━━ LISTED RECORDS

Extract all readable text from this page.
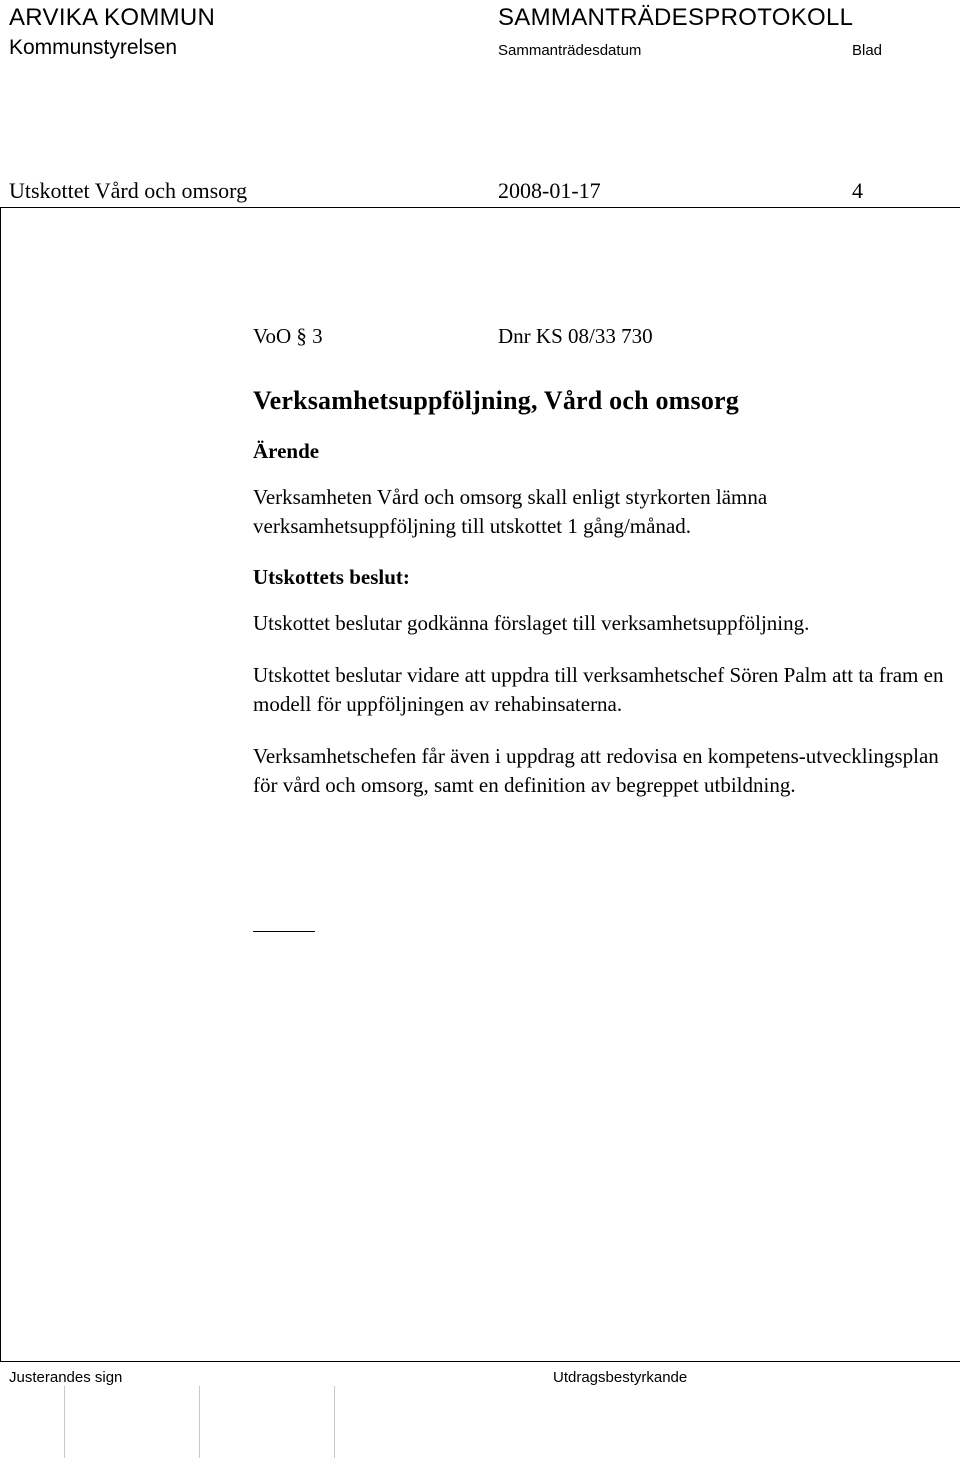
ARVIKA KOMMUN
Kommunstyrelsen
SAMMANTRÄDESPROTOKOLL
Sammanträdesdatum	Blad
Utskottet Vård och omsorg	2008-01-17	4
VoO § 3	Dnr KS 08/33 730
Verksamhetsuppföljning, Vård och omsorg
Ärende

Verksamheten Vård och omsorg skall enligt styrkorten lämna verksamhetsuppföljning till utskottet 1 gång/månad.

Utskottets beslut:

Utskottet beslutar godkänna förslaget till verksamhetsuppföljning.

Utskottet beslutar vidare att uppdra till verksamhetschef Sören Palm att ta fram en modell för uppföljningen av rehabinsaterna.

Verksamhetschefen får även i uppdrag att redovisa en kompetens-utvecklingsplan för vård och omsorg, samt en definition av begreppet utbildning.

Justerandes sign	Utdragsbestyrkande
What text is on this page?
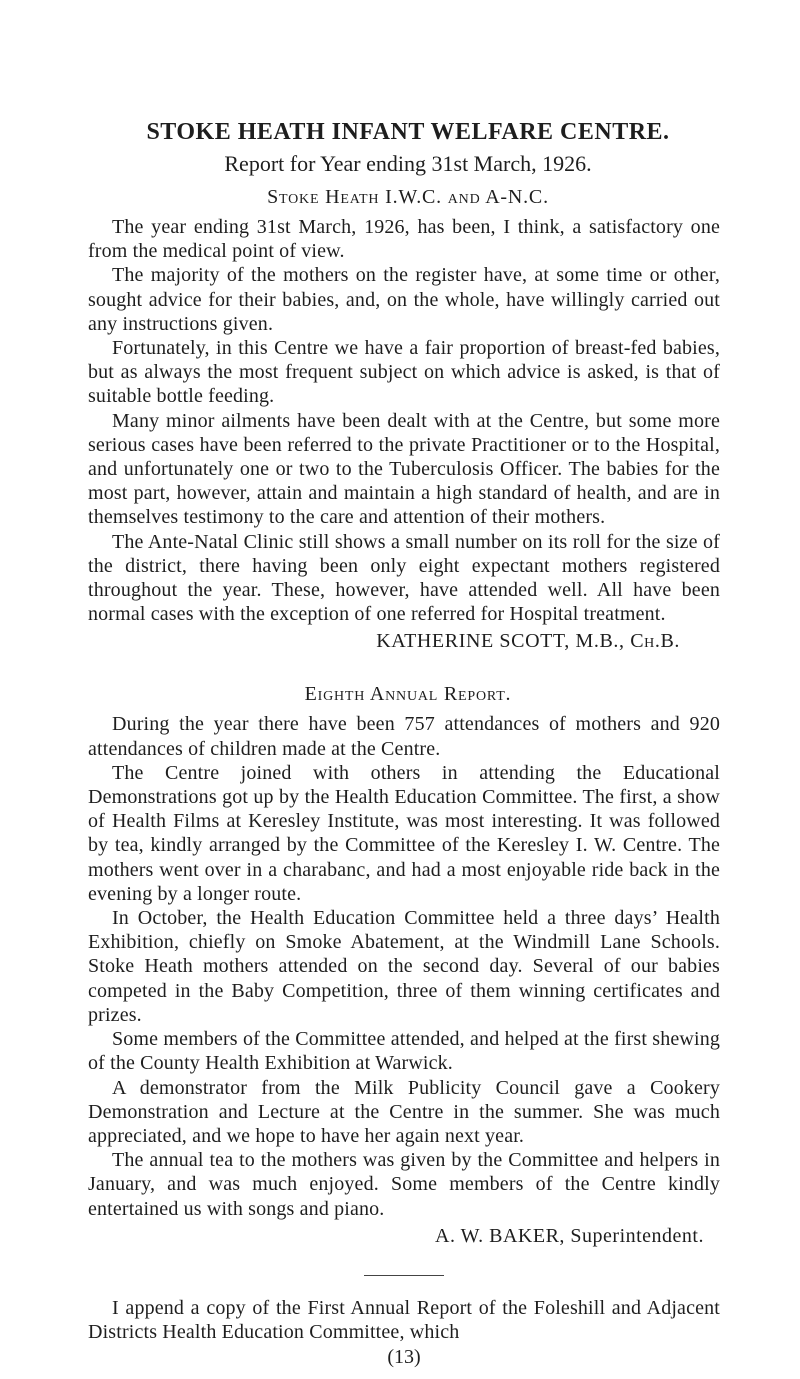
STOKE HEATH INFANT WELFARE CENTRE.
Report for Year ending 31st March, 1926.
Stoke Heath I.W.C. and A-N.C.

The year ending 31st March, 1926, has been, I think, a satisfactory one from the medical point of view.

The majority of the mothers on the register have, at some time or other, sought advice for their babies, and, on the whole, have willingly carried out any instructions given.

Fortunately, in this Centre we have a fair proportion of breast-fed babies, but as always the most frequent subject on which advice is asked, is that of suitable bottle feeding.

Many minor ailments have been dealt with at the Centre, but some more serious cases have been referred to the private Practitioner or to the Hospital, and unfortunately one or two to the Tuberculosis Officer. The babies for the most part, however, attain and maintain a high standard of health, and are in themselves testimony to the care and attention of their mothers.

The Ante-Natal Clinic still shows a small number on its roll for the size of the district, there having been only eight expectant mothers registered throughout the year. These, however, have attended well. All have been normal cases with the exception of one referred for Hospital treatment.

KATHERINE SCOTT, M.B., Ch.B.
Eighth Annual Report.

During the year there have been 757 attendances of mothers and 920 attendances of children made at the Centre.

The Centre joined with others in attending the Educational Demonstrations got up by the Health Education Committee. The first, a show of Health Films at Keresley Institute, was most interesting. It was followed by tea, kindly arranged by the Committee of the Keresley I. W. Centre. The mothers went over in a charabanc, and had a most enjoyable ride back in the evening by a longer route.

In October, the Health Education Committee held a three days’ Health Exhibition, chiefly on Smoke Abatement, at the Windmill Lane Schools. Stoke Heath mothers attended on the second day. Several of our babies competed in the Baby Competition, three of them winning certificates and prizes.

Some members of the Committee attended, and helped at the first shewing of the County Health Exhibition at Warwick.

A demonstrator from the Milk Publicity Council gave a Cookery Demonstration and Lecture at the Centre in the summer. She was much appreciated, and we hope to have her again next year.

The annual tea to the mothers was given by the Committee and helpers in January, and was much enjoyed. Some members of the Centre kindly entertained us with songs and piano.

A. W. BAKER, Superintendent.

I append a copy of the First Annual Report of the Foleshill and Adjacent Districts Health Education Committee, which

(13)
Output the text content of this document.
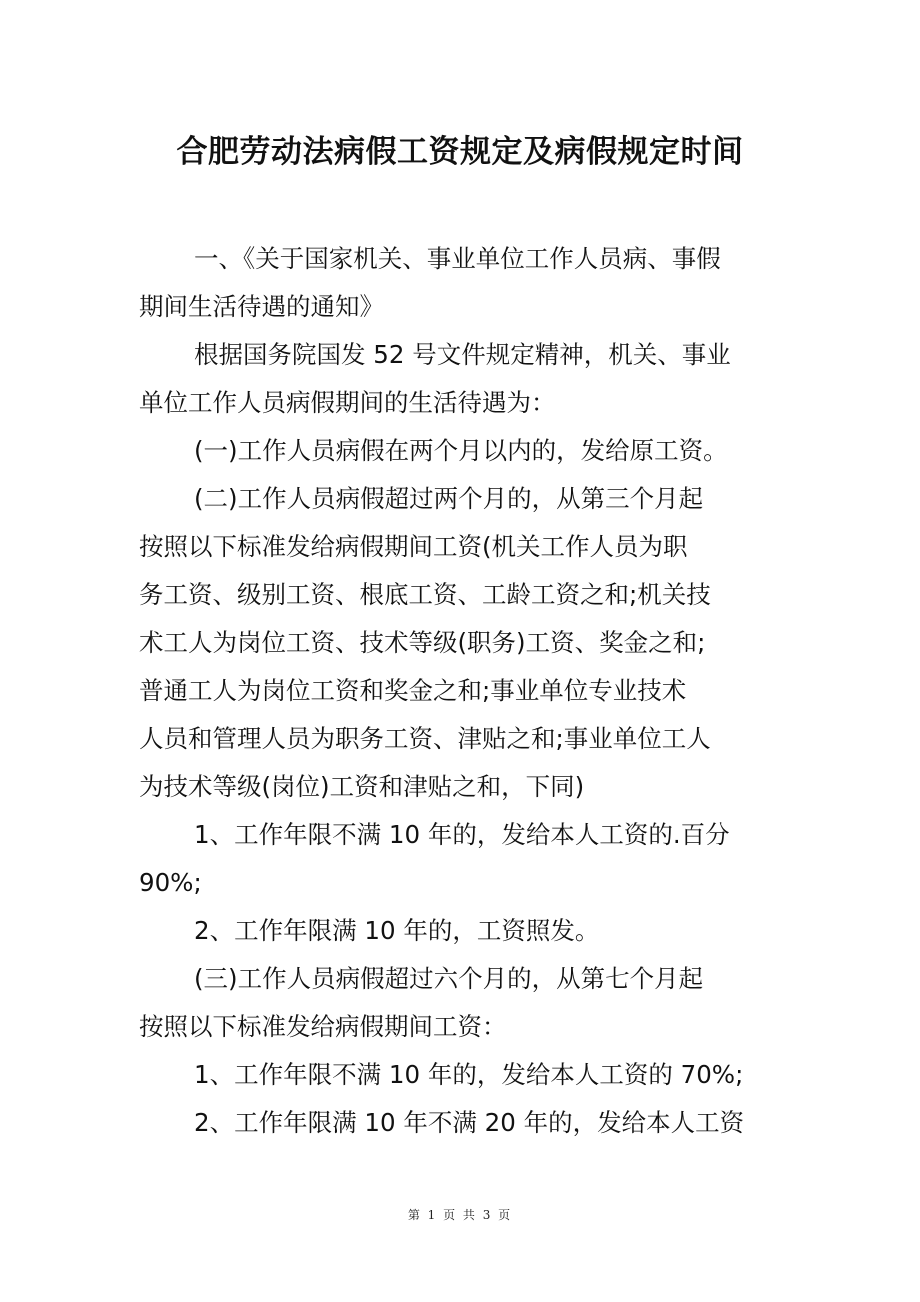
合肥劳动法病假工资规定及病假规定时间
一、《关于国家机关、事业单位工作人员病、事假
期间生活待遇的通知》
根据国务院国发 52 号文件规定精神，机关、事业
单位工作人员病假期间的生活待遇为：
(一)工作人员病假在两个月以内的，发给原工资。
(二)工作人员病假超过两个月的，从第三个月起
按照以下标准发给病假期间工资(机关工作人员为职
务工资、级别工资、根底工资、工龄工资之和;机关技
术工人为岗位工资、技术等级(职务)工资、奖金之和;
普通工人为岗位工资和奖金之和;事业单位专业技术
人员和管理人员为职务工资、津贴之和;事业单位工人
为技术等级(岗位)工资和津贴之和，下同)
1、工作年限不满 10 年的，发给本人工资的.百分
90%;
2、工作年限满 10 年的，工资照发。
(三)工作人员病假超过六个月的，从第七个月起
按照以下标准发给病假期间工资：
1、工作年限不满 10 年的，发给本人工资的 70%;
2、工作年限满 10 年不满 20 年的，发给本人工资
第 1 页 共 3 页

━━━━

**STATED TASK:** Drop the images and repeat the data exactly.

**THE RESPONSE:**
Extract all readable text from this page.
ARVIKA KOMMUN
Kommunstyrelsen
SAMMANTRÄDESPROTOKOLL
Sammanträdesdatum	Blad
Utskottet Vård och omsorg	2008-01-17	4
VoO § 3	Dnr KS 08/33 730
Verksamhetsuppföljning, Vård och omsorg
Ärende

Verksamheten Vård och omsorg skall enligt styrkorten lämna verksamhetsuppföljning till utskottet 1 gång/månad.

Utskottets beslut:

Utskottet beslutar godkänna förslaget till verksamhetsuppföljning.

Utskottet beslutar vidare att uppdra till verksamhetschef Sören Palm att ta fram en modell för uppföljningen av rehabinsaterna.

Verksamhetschefen får även i uppdrag att redovisa en kompetens-utvecklingsplan för vård och omsorg, samt en definition av begreppet utbildning.

Justerandes sign	Utdragsbestyrkande
What text is on this page?
STOKE HEATH INFANT WELFARE CENTRE.
Report for Year ending 31st March, 1926.
Stoke Heath I.W.C. and A-N.C.

The year ending 31st March, 1926, has been, I think, a satisfactory one from the medical point of view.

The majority of the mothers on the register have, at some time or other, sought advice for their babies, and, on the whole, have willingly carried out any instructions given.

Fortunately, in this Centre we have a fair proportion of breast-fed babies, but as always the most frequent subject on which advice is asked, is that of suitable bottle feeding.

Many minor ailments have been dealt with at the Centre, but some more serious cases have been referred to the private Practitioner or to the Hospital, and unfortunately one or two to the Tuberculosis Officer. The babies for the most part, however, attain and maintain a high standard of health, and are in themselves testimony to the care and attention of their mothers.

The Ante-Natal Clinic still shows a small number on its roll for the size of the district, there having been only eight expectant mothers registered throughout the year. These, however, have attended well. All have been normal cases with the exception of one referred for Hospital treatment.

KATHERINE SCOTT, M.B., Ch.B.
Eighth Annual Report.

During the year there have been 757 attendances of mothers and 920 attendances of children made at the Centre.

The Centre joined with others in attending the Educational Demonstrations got up by the Health Education Committee. The first, a show of Health Films at Keresley Institute, was most interesting. It was followed by tea, kindly arranged by the Committee of the Keresley I. W. Centre. The mothers went over in a charabanc, and had a most enjoyable ride back in the evening by a longer route.

In October, the Health Education Committee held a three days’ Health Exhibition, chiefly on Smoke Abatement, at the Windmill Lane Schools. Stoke Heath mothers attended on the second day. Several of our babies competed in the Baby Competition, three of them winning certificates and prizes.

Some members of the Committee attended, and helped at the first shewing of the County Health Exhibition at Warwick.

A demonstrator from the Milk Publicity Council gave a Cookery Demonstration and Lecture at the Centre in the summer. She was much appreciated, and we hope to have her again next year.

The annual tea to the mothers was given by the Committee and helpers in January, and was much enjoyed. Some members of the Centre kindly entertained us with songs and piano.

A. W. BAKER, Superintendent.

I append a copy of the First Annual Report of the Foleshill and Adjacent Districts Health Education Committee, which

(13)
Output the text content of this document.
合肥劳动法病假工资规定及病假规定时间
一、《关于国家机关、事业单位工作人员病、事假
期间生活待遇的通知》
根据国务院国发 52 号文件规定精神，机关、事业
单位工作人员病假期间的生活待遇为：
(一)工作人员病假在两个月以内的，发给原工资。
(二)工作人员病假超过两个月的，从第三个月起
按照以下标准发给病假期间工资(机关工作人员为职
务工资、级别工资、根底工资、工龄工资之和;机关技
术工人为岗位工资、技术等级(职务)工资、奖金之和;
普通工人为岗位工资和奖金之和;事业单位专业技术
人员和管理人员为职务工资、津贴之和;事业单位工人
为技术等级(岗位)工资和津贴之和，下同)
1、工作年限不满 10 年的，发给本人工资的.百分
90%;
2、工作年限满 10 年的，工资照发。
(三)工作人员病假超过六个月的，从第七个月起
按照以下标准发给病假期间工资：
1、工作年限不满 10 年的，发给本人工资的 70%;
2、工作年限满 10 年不满 20 年的，发给本人工资
第 1 页 共 3 页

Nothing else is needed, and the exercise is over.